Exercise -> Give back all the records below, unaltered.

Stored dataset items
================================

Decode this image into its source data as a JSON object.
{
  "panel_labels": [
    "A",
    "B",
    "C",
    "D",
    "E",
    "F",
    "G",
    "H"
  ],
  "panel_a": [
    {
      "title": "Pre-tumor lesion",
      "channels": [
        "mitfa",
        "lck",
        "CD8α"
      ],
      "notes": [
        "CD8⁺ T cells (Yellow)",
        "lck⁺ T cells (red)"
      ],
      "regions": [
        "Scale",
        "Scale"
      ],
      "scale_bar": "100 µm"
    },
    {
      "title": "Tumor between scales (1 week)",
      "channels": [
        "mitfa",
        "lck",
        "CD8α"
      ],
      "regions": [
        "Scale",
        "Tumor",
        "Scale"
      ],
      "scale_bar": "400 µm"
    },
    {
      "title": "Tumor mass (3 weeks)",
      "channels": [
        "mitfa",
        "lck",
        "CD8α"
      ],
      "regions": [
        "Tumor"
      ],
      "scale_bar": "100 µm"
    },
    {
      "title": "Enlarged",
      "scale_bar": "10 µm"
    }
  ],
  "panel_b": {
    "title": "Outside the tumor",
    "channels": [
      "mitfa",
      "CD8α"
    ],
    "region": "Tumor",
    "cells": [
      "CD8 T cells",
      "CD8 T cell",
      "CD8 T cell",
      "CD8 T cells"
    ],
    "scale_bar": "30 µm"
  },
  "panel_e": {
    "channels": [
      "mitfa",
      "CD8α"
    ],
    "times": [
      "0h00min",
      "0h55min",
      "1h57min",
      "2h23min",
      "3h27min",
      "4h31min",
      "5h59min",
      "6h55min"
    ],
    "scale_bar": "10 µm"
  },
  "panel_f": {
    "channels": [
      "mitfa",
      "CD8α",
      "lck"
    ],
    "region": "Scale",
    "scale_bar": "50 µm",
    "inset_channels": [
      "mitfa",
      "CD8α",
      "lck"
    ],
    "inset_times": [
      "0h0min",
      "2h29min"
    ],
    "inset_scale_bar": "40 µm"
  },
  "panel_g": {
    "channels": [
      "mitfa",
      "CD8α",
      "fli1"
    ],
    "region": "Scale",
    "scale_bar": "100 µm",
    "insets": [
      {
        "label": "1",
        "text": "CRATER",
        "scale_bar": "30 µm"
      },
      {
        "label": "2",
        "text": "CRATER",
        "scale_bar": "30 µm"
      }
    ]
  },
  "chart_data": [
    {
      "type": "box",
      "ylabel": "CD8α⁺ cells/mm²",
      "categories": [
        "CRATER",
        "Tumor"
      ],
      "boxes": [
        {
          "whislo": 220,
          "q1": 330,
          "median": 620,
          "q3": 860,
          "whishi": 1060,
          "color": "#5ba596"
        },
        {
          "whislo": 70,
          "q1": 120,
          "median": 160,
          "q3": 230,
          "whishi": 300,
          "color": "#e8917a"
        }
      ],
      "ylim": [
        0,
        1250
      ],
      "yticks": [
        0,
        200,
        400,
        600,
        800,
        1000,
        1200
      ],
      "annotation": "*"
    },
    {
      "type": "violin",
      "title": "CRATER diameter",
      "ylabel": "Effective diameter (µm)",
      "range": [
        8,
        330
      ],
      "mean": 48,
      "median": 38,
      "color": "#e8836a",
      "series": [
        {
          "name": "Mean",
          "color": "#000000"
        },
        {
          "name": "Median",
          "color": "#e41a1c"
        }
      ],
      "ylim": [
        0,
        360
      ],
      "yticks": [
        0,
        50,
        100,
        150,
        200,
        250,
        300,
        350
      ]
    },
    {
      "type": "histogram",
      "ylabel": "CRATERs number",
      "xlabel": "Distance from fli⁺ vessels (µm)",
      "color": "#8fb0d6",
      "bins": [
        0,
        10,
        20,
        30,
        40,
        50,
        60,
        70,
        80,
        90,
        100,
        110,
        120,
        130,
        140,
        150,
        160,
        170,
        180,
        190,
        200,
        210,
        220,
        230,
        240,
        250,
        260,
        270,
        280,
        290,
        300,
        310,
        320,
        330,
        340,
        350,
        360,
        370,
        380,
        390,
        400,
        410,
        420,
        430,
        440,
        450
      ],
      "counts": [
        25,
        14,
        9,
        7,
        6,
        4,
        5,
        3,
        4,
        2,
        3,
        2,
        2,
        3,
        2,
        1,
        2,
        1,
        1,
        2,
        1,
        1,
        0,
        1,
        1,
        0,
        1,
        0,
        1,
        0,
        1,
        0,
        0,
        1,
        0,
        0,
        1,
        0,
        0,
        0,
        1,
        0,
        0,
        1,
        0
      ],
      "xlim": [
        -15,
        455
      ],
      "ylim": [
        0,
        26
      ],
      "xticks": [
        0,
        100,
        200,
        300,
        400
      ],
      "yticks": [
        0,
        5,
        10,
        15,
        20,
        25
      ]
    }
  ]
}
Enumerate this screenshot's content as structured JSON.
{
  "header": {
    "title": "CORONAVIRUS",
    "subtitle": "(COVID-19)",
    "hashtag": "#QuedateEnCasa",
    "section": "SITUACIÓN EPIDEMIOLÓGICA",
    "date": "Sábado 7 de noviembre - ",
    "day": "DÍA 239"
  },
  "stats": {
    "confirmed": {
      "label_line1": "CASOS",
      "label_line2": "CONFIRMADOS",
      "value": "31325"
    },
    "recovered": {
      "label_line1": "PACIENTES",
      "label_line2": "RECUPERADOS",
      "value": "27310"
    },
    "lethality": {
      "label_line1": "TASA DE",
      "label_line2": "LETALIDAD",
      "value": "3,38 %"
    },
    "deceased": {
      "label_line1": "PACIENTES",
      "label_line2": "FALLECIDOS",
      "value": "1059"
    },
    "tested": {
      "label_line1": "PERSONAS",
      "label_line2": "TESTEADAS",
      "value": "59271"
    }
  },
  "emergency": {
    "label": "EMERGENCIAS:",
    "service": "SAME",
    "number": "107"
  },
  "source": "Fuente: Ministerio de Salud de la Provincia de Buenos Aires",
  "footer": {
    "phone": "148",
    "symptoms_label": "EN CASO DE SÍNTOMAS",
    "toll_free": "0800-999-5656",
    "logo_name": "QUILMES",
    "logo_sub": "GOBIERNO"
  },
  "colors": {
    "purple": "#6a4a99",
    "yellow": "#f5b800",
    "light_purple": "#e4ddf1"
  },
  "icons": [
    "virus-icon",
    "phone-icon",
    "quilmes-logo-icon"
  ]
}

================================

Solution for this task ->
Decode this image into its source data as a JSON object.
{
  "panel_labels": [
    "A",
    "B",
    "C",
    "D",
    "E",
    "F",
    "G",
    "H"
  ],
  "panel_a": [
    {
      "title": "Pre-tumor lesion",
      "channels": [
        "mitfa",
        "lck",
        "CD8α"
      ],
      "notes": [
        "CD8⁺ T cells (Yellow)",
        "lck⁺ T cells (red)"
      ],
      "regions": [
        "Scale",
        "Scale"
      ],
      "scale_bar": "100 µm"
    },
    {
      "title": "Tumor between scales (1 week)",
      "channels": [
        "mitfa",
        "lck",
        "CD8α"
      ],
      "regions": [
        "Scale",
        "Tumor",
        "Scale"
      ],
      "scale_bar": "400 µm"
    },
    {
      "title": "Tumor mass (3 weeks)",
      "channels": [
        "mitfa",
        "lck",
        "CD8α"
      ],
      "regions": [
        "Tumor"
      ],
      "scale_bar": "100 µm"
    },
    {
      "title": "Enlarged",
      "scale_bar": "10 µm"
    }
  ],
  "panel_b": {
    "title": "Outside the tumor",
    "channels": [
      "mitfa",
      "CD8α"
    ],
    "region": "Tumor",
    "cells": [
      "CD8 T cells",
      "CD8 T cell",
      "CD8 T cell",
      "CD8 T cells"
    ],
    "scale_bar": "30 µm"
  },
  "panel_e": {
    "channels": [
      "mitfa",
      "CD8α"
    ],
    "times": [
      "0h00min",
      "0h55min",
      "1h57min",
      "2h23min",
      "3h27min",
      "4h31min",
      "5h59min",
      "6h55min"
    ],
    "scale_bar": "10 µm"
  },
  "panel_f": {
    "channels": [
      "mitfa",
      "CD8α",
      "lck"
    ],
    "region": "Scale",
    "scale_bar": "50 µm",
    "inset_channels": [
      "mitfa",
      "CD8α",
      "lck"
    ],
    "inset_times": [
      "0h0min",
      "2h29min"
    ],
    "inset_scale_bar": "40 µm"
  },
  "panel_g": {
    "channels": [
      "mitfa",
      "CD8α",
      "fli1"
    ],
    "region": "Scale",
    "scale_bar": "100 µm",
    "insets": [
      {
        "label": "1",
        "text": "CRATER",
        "scale_bar": "30 µm"
      },
      {
        "label": "2",
        "text": "CRATER",
        "scale_bar": "30 µm"
      }
    ]
  },
  "chart_data": [
    {
      "type": "box",
      "ylabel": "CD8α⁺ cells/mm²",
      "categories": [
        "CRATER",
        "Tumor"
      ],
      "boxes": [
        {
          "whislo": 220,
          "q1": 330,
          "median": 620,
          "q3": 860,
          "whishi": 1060,
          "color": "#5ba596"
        },
        {
          "whislo": 70,
          "q1": 120,
          "median": 160,
          "q3": 230,
          "whishi": 300,
          "color": "#e8917a"
        }
      ],
      "ylim": [
        0,
        1250
      ],
      "yticks": [
        0,
        200,
        400,
        600,
        800,
        1000,
        1200
      ],
      "annotation": "*"
    },
    {
      "type": "violin",
      "title": "CRATER diameter",
      "ylabel": "Effective diameter (µm)",
      "range": [
        8,
        330
      ],
      "mean": 48,
      "median": 38,
      "color": "#e8836a",
      "series": [
        {
          "name": "Mean",
          "color": "#000000"
        },
        {
          "name": "Median",
          "color": "#e41a1c"
        }
      ],
      "ylim": [
        0,
        360
      ],
      "yticks": [
        0,
        50,
        100,
        150,
        200,
        250,
        300,
        350
      ]
    },
    {
      "type": "histogram",
      "ylabel": "CRATERs number",
      "xlabel": "Distance from fli⁺ vessels (µm)",
      "color": "#8fb0d6",
      "bins": [
        0,
        10,
        20,
        30,
        40,
        50,
        60,
        70,
        80,
        90,
        100,
        110,
        120,
        130,
        140,
        150,
        160,
        170,
        180,
        190,
        200,
        210,
        220,
        230,
        240,
        250,
        260,
        270,
        280,
        290,
        300,
        310,
        320,
        330,
        340,
        350,
        360,
        370,
        380,
        390,
        400,
        410,
        420,
        430,
        440,
        450
      ],
      "counts": [
        25,
        14,
        9,
        7,
        6,
        4,
        5,
        3,
        4,
        2,
        3,
        2,
        2,
        3,
        2,
        1,
        2,
        1,
        1,
        2,
        1,
        1,
        0,
        1,
        1,
        0,
        1,
        0,
        1,
        0,
        1,
        0,
        0,
        1,
        0,
        0,
        1,
        0,
        0,
        0,
        1,
        0,
        0,
        1,
        0
      ],
      "xlim": [
        -15,
        455
      ],
      "ylim": [
        0,
        26
      ],
      "xticks": [
        0,
        100,
        200,
        300,
        400
      ],
      "yticks": [
        0,
        5,
        10,
        15,
        20,
        25
      ]
    }
  ]
}
Enumerate this screenshot's content as structured JSON.
{
  "header": {
    "title": "CORONAVIRUS",
    "subtitle": "(COVID-19)",
    "hashtag": "#QuedateEnCasa",
    "section": "SITUACIÓN EPIDEMIOLÓGICA",
    "date": "Sábado 7 de noviembre - ",
    "day": "DÍA 239"
  },
  "stats": {
    "confirmed": {
      "label_line1": "CASOS",
      "label_line2": "CONFIRMADOS",
      "value": "31325"
    },
    "recovered": {
      "label_line1": "PACIENTES",
      "label_line2": "RECUPERADOS",
      "value": "27310"
    },
    "lethality": {
      "label_line1": "TASA DE",
      "label_line2": "LETALIDAD",
      "value": "3,38 %"
    },
    "deceased": {
      "label_line1": "PACIENTES",
      "label_line2": "FALLECIDOS",
      "value": "1059"
    },
    "tested": {
      "label_line1": "PERSONAS",
      "label_line2": "TESTEADAS",
      "value": "59271"
    }
  },
  "emergency": {
    "label": "EMERGENCIAS:",
    "service": "SAME",
    "number": "107"
  },
  "source": "Fuente: Ministerio de Salud de la Provincia de Buenos Aires",
  "footer": {
    "phone": "148",
    "symptoms_label": "EN CASO DE SÍNTOMAS",
    "toll_free": "0800-999-5656",
    "logo_name": "QUILMES",
    "logo_sub": "GOBIERNO"
  },
  "colors": {
    "purple": "#6a4a99",
    "yellow": "#f5b800",
    "light_purple": "#e4ddf1"
  },
  "icons": [
    "virus-icon",
    "phone-icon",
    "quilmes-logo-icon"
  ]
}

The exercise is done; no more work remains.